Problem to work on: Reproduce every entry below precisely. Pictures are excluded from the copy.
----- Records to use
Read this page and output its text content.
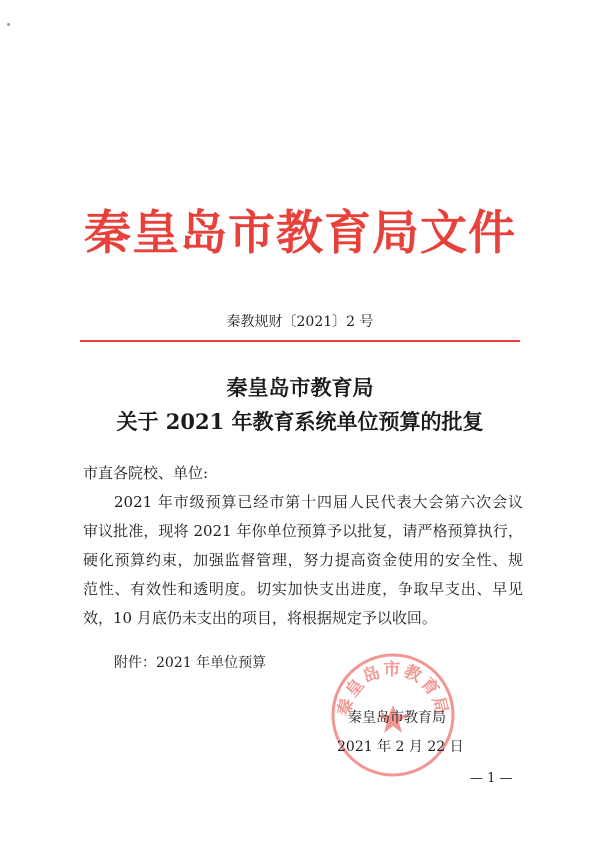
秦皇岛市教育局文件
秦教规财〔2021〕2 号
秦皇岛市教育局
关于 2021 年教育系统单位预算的批复
市直各院校、单位:
2021 年市级预算已经市第十四届人民代表大会第六次会议
审议批准，现将 2021 年你单位预算予以批复，请严格预算执行，
硬化预算约束，加强监督管理，努力提高资金使用的安全性、规
范性、有效性和透明度。切实加快支出进度，争取早支出、早见
效，10 月底仍未支出的项目，将根据规定予以收回。
附件：2021 年单位预算
秦皇岛市教育局
秦皇岛市教育局
2021 年 2 月 22 日
— 1 —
----------
Solution:
Read this page and output its text content.
秦皇岛市教育局文件
秦教规财〔2021〕2 号
秦皇岛市教育局
关于 2021 年教育系统单位预算的批复
市直各院校、单位:
2021 年市级预算已经市第十四届人民代表大会第六次会议
审议批准，现将 2021 年你单位预算予以批复，请严格预算执行，
硬化预算约束，加强监督管理，努力提高资金使用的安全性、规
范性、有效性和透明度。切实加快支出进度，争取早支出、早见
效，10 月底仍未支出的项目，将根据规定予以收回。
附件：2021 年单位预算
秦皇岛市教育局
秦皇岛市教育局
2021 年 2 月 22 日
— 1 —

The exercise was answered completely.